EXERCISE MATERIAL start
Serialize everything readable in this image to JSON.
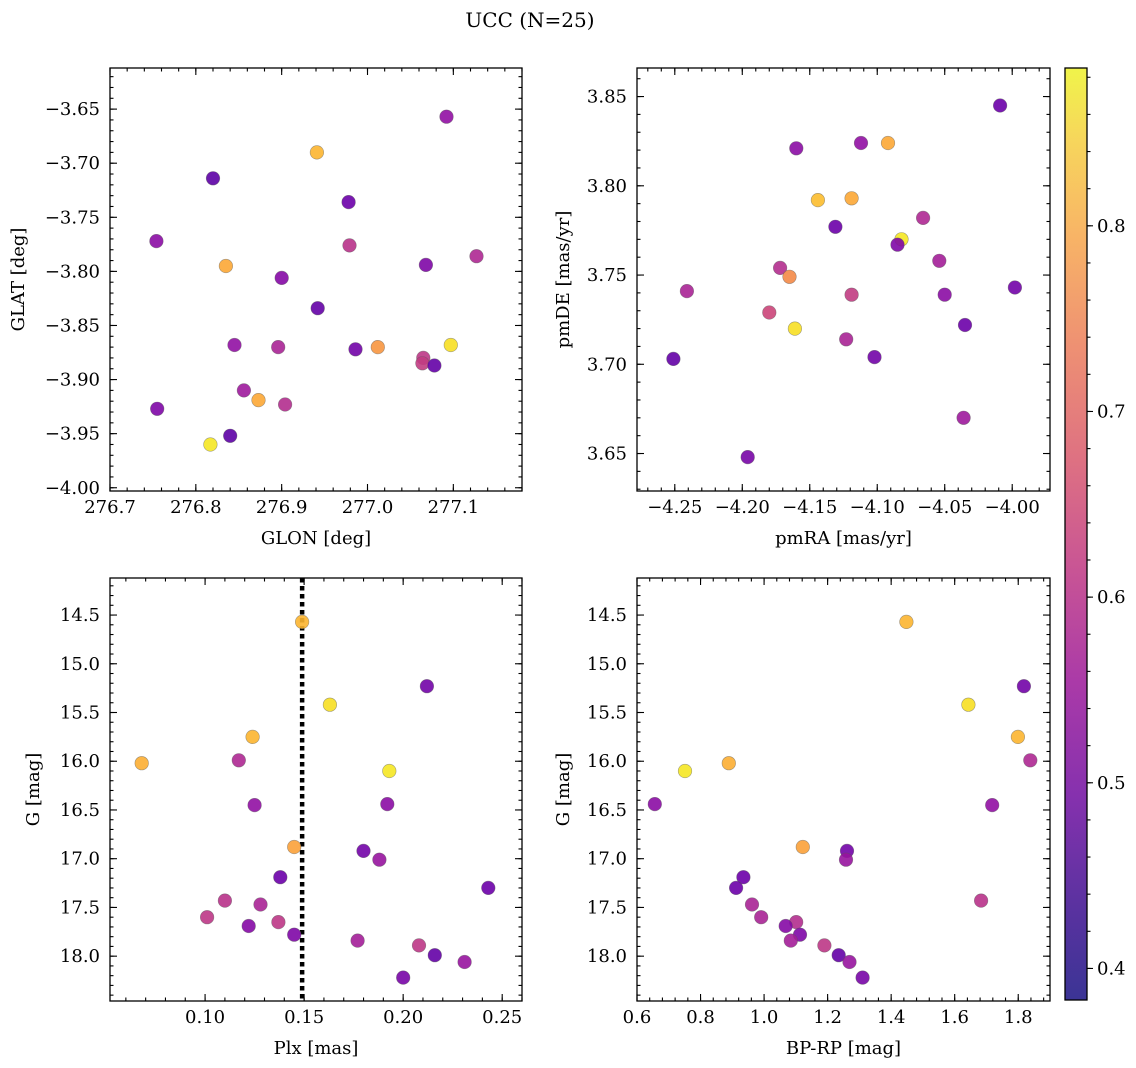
{
  "title": "UCC (N=25)",
  "chart_data": [
    {
      "type": "scatter",
      "xlabel": "GLON [deg]",
      "ylabel": "GLAT [deg]",
      "xlim": [
        276.7,
        277.18
      ],
      "ylim": [
        -4.003,
        -3.612
      ],
      "inverted_y": false,
      "xticks": [
        276.7,
        276.8,
        276.9,
        277.0,
        277.1
      ],
      "xtick_labels": [
        "276.7",
        "276.8",
        "276.9",
        "277.0",
        "277.1"
      ],
      "yticks": [
        -4.0,
        -3.95,
        -3.9,
        -3.85,
        -3.8,
        -3.75,
        -3.7,
        -3.65
      ],
      "ytick_labels": [
        "−4.00",
        "−3.95",
        "−3.90",
        "−3.85",
        "−3.80",
        "−3.75",
        "−3.70",
        "−3.65"
      ],
      "points": [
        {
          "x": 277.092,
          "y": -3.657,
          "c": 0.48
        },
        {
          "x": 276.941,
          "y": -3.69,
          "c": 0.79
        },
        {
          "x": 276.82,
          "y": -3.714,
          "c": 0.4
        },
        {
          "x": 276.978,
          "y": -3.736,
          "c": 0.42
        },
        {
          "x": 276.754,
          "y": -3.772,
          "c": 0.47
        },
        {
          "x": 276.979,
          "y": -3.776,
          "c": 0.55
        },
        {
          "x": 277.127,
          "y": -3.786,
          "c": 0.53
        },
        {
          "x": 276.835,
          "y": -3.795,
          "c": 0.77
        },
        {
          "x": 277.068,
          "y": -3.794,
          "c": 0.45
        },
        {
          "x": 276.9,
          "y": -3.806,
          "c": 0.46
        },
        {
          "x": 276.942,
          "y": -3.834,
          "c": 0.41
        },
        {
          "x": 276.845,
          "y": -3.868,
          "c": 0.48
        },
        {
          "x": 276.896,
          "y": -3.87,
          "c": 0.52
        },
        {
          "x": 276.986,
          "y": -3.872,
          "c": 0.43
        },
        {
          "x": 277.012,
          "y": -3.87,
          "c": 0.74
        },
        {
          "x": 277.097,
          "y": -3.868,
          "c": 0.85
        },
        {
          "x": 277.065,
          "y": -3.88,
          "c": 0.56
        },
        {
          "x": 277.064,
          "y": -3.885,
          "c": 0.57
        },
        {
          "x": 277.078,
          "y": -3.887,
          "c": 0.41
        },
        {
          "x": 276.856,
          "y": -3.91,
          "c": 0.5
        },
        {
          "x": 276.873,
          "y": -3.919,
          "c": 0.77
        },
        {
          "x": 276.904,
          "y": -3.923,
          "c": 0.54
        },
        {
          "x": 276.755,
          "y": -3.927,
          "c": 0.45
        },
        {
          "x": 276.84,
          "y": -3.952,
          "c": 0.4
        },
        {
          "x": 276.817,
          "y": -3.96,
          "c": 0.86
        }
      ]
    },
    {
      "type": "scatter",
      "xlabel": "pmRA [mas/yr]",
      "ylabel": "pmDE [mas/yr]",
      "xlim": [
        -4.278,
        -3.972
      ],
      "ylim": [
        3.629,
        3.866
      ],
      "inverted_y": false,
      "xticks": [
        -4.25,
        -4.2,
        -4.15,
        -4.1,
        -4.05,
        -4.0
      ],
      "xtick_labels": [
        "−4.25",
        "−4.20",
        "−4.15",
        "−4.10",
        "−4.05",
        "−4.00"
      ],
      "yticks": [
        3.65,
        3.7,
        3.75,
        3.8,
        3.85
      ],
      "ytick_labels": [
        "3.65",
        "3.70",
        "3.75",
        "3.80",
        "3.85"
      ],
      "points": [
        {
          "x": -4.009,
          "y": 3.845,
          "c": 0.42
        },
        {
          "x": -4.112,
          "y": 3.824,
          "c": 0.48
        },
        {
          "x": -4.092,
          "y": 3.824,
          "c": 0.77
        },
        {
          "x": -4.16,
          "y": 3.821,
          "c": 0.47
        },
        {
          "x": -4.144,
          "y": 3.792,
          "c": 0.8
        },
        {
          "x": -4.119,
          "y": 3.793,
          "c": 0.77
        },
        {
          "x": -4.066,
          "y": 3.782,
          "c": 0.53
        },
        {
          "x": -4.131,
          "y": 3.777,
          "c": 0.42
        },
        {
          "x": -4.082,
          "y": 3.77,
          "c": 0.86
        },
        {
          "x": -4.085,
          "y": 3.767,
          "c": 0.45
        },
        {
          "x": -4.172,
          "y": 3.754,
          "c": 0.54
        },
        {
          "x": -4.054,
          "y": 3.758,
          "c": 0.51
        },
        {
          "x": -4.165,
          "y": 3.749,
          "c": 0.72
        },
        {
          "x": -3.998,
          "y": 3.743,
          "c": 0.43
        },
        {
          "x": -4.241,
          "y": 3.741,
          "c": 0.52
        },
        {
          "x": -4.05,
          "y": 3.739,
          "c": 0.47
        },
        {
          "x": -4.119,
          "y": 3.739,
          "c": 0.57
        },
        {
          "x": -4.18,
          "y": 3.729,
          "c": 0.59
        },
        {
          "x": -4.161,
          "y": 3.72,
          "c": 0.85
        },
        {
          "x": -4.035,
          "y": 3.722,
          "c": 0.42
        },
        {
          "x": -4.123,
          "y": 3.714,
          "c": 0.52
        },
        {
          "x": -4.102,
          "y": 3.704,
          "c": 0.43
        },
        {
          "x": -4.251,
          "y": 3.703,
          "c": 0.41
        },
        {
          "x": -4.036,
          "y": 3.67,
          "c": 0.5
        },
        {
          "x": -4.196,
          "y": 3.648,
          "c": 0.44
        }
      ]
    },
    {
      "type": "scatter",
      "xlabel": "Plx [mas]",
      "ylabel": "G [mag]",
      "xlim": [
        0.052,
        0.26
      ],
      "ylim": [
        18.46,
        14.12
      ],
      "inverted_y": true,
      "vline": {
        "x": 0.149,
        "style": "dotted"
      },
      "xticks": [
        0.1,
        0.15,
        0.2,
        0.25
      ],
      "xtick_labels": [
        "0.10",
        "0.15",
        "0.20",
        "0.25"
      ],
      "yticks": [
        14.5,
        15.0,
        15.5,
        16.0,
        16.5,
        17.0,
        17.5,
        18.0
      ],
      "ytick_labels": [
        "14.5",
        "15.0",
        "15.5",
        "16.0",
        "16.5",
        "17.0",
        "17.5",
        "18.0"
      ],
      "points": [
        {
          "x": 0.149,
          "y": 14.57,
          "c": 0.79
        },
        {
          "x": 0.212,
          "y": 15.23,
          "c": 0.43
        },
        {
          "x": 0.163,
          "y": 15.42,
          "c": 0.85
        },
        {
          "x": 0.124,
          "y": 15.75,
          "c": 0.79
        },
        {
          "x": 0.068,
          "y": 16.02,
          "c": 0.78
        },
        {
          "x": 0.117,
          "y": 15.99,
          "c": 0.53
        },
        {
          "x": 0.193,
          "y": 16.1,
          "c": 0.86
        },
        {
          "x": 0.125,
          "y": 16.45,
          "c": 0.48
        },
        {
          "x": 0.192,
          "y": 16.44,
          "c": 0.47
        },
        {
          "x": 0.145,
          "y": 16.88,
          "c": 0.76
        },
        {
          "x": 0.18,
          "y": 16.92,
          "c": 0.43
        },
        {
          "x": 0.188,
          "y": 17.01,
          "c": 0.49
        },
        {
          "x": 0.138,
          "y": 17.19,
          "c": 0.42
        },
        {
          "x": 0.243,
          "y": 17.3,
          "c": 0.42
        },
        {
          "x": 0.11,
          "y": 17.43,
          "c": 0.55
        },
        {
          "x": 0.128,
          "y": 17.47,
          "c": 0.52
        },
        {
          "x": 0.101,
          "y": 17.6,
          "c": 0.56
        },
        {
          "x": 0.137,
          "y": 17.65,
          "c": 0.56
        },
        {
          "x": 0.122,
          "y": 17.69,
          "c": 0.46
        },
        {
          "x": 0.145,
          "y": 17.78,
          "c": 0.45
        },
        {
          "x": 0.177,
          "y": 17.84,
          "c": 0.51
        },
        {
          "x": 0.208,
          "y": 17.89,
          "c": 0.56
        },
        {
          "x": 0.216,
          "y": 17.99,
          "c": 0.41
        },
        {
          "x": 0.231,
          "y": 18.06,
          "c": 0.49
        },
        {
          "x": 0.2,
          "y": 18.22,
          "c": 0.44
        }
      ]
    },
    {
      "type": "scatter",
      "xlabel": "BP-RP [mag]",
      "ylabel": "G [mag]",
      "xlim": [
        0.6,
        1.9
      ],
      "ylim": [
        18.46,
        14.12
      ],
      "inverted_y": true,
      "xticks": [
        0.6,
        0.8,
        1.0,
        1.2,
        1.4,
        1.6,
        1.8
      ],
      "xtick_labels": [
        "0.6",
        "0.8",
        "1.0",
        "1.2",
        "1.4",
        "1.6",
        "1.8"
      ],
      "yticks": [
        14.5,
        15.0,
        15.5,
        16.0,
        16.5,
        17.0,
        17.5,
        18.0
      ],
      "ytick_labels": [
        "14.5",
        "15.0",
        "15.5",
        "16.0",
        "16.5",
        "17.0",
        "17.5",
        "18.0"
      ],
      "points": [
        {
          "x": 1.448,
          "y": 14.57,
          "c": 0.79
        },
        {
          "x": 1.818,
          "y": 15.23,
          "c": 0.43
        },
        {
          "x": 1.643,
          "y": 15.42,
          "c": 0.85
        },
        {
          "x": 1.799,
          "y": 15.75,
          "c": 0.79
        },
        {
          "x": 1.838,
          "y": 15.99,
          "c": 0.53
        },
        {
          "x": 0.889,
          "y": 16.02,
          "c": 0.78
        },
        {
          "x": 0.751,
          "y": 16.1,
          "c": 0.86
        },
        {
          "x": 0.656,
          "y": 16.44,
          "c": 0.47
        },
        {
          "x": 1.718,
          "y": 16.45,
          "c": 0.48
        },
        {
          "x": 1.122,
          "y": 16.88,
          "c": 0.76
        },
        {
          "x": 1.261,
          "y": 16.92,
          "c": 0.43
        },
        {
          "x": 1.258,
          "y": 17.01,
          "c": 0.49
        },
        {
          "x": 0.935,
          "y": 17.19,
          "c": 0.42
        },
        {
          "x": 0.912,
          "y": 17.3,
          "c": 0.42
        },
        {
          "x": 1.683,
          "y": 17.43,
          "c": 0.55
        },
        {
          "x": 0.962,
          "y": 17.47,
          "c": 0.52
        },
        {
          "x": 0.991,
          "y": 17.6,
          "c": 0.52
        },
        {
          "x": 1.101,
          "y": 17.65,
          "c": 0.54
        },
        {
          "x": 1.068,
          "y": 17.69,
          "c": 0.46
        },
        {
          "x": 1.113,
          "y": 17.78,
          "c": 0.45
        },
        {
          "x": 1.084,
          "y": 17.84,
          "c": 0.51
        },
        {
          "x": 1.19,
          "y": 17.89,
          "c": 0.56
        },
        {
          "x": 1.235,
          "y": 17.99,
          "c": 0.41
        },
        {
          "x": 1.269,
          "y": 18.06,
          "c": 0.49
        },
        {
          "x": 1.31,
          "y": 18.22,
          "c": 0.44
        }
      ]
    }
  ],
  "colorbar": {
    "cmap": "plasma",
    "range": [
      0.383,
      0.885
    ],
    "ticks": [
      0.4,
      0.5,
      0.6,
      0.7,
      0.8
    ],
    "tick_labels": [
      "0.4",
      "0.5",
      "0.6",
      "0.7",
      "0.8"
    ]
  }
}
EXERCISE MATERIAL end
**WRITTEN EXERCISE**
Scan the listing above and identify each line holding the string "xlabel"; copy every such line.

**OUTPUT BELOW**
      "xlabel": "GLON [deg]",
      "xlabel": "pmRA [mas/yr]",
      "xlabel": "Plx [mas]",
      "xlabel": "BP-RP [mag]",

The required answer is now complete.